Document passage
⁂
Wednesday, July 14, 2010

Fitting Finale

"You've got to do your own growing, no matter how tall your grandfather was."
-Irish saying

Our time in Uganda ran out all too soon, but as it ended we still fit in some of the best moments with people there we'll never forget.

I met my mother's friend, Dorothy, whom she met when she visited Uganda three years ago and has corresponded with ever since. Dorothy hurried to meet Kevin and I as we pulled up to my aunt's church on Sunday. She was so easy to talk to right away, and we carried on chatting and I gave her a gift from my mother (the novel Little Women, some candy, and a card). At one point she paused and said, "It is so strange to be talking to you now, you look just like your mom, it's almost as if she's here." She seemed to have tears in her eyes, and of course then so did I. I understood why my mom always spoke of her with such tenderness.

My aunt and Kevin and I had lunch with Kevin's student, Ambrose, and the student that my mom and stepdad sponsor, William. As soon as we met William I could tell he had a fun and hilarious personality. Over lunch I had the privilege of getting to give him a new backpack packed with fun presents from my mom and Brad. I wished that they had gotten to be with William to do this, since they've never met him and I knew they'd love him. As he opened the backpack he first spotted a card from each of them, and read them thoroughly first without even touching the candy and gifts, and then grabbed a stack of photos my mom included of various family members doing fun things, and had me explain who was in each photo and where it was taken. William's amiable curiosity and confident caring nature is going to take him wherever he wants to go... it was a such joy to meet him.
⁂
Supplied material
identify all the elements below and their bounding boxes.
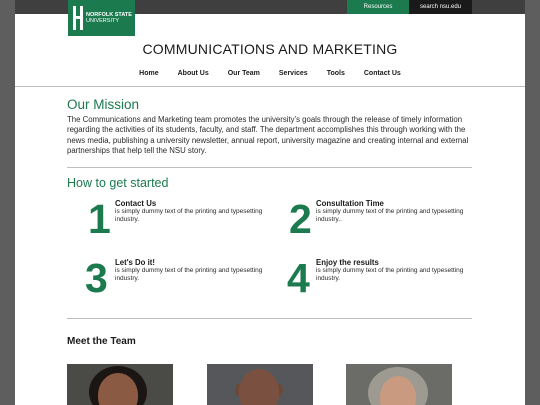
⁂
Problem
List every person the Uganda blog post refers to by name.

The solution
Dorothy, Kevin, Ambrose, William, Brad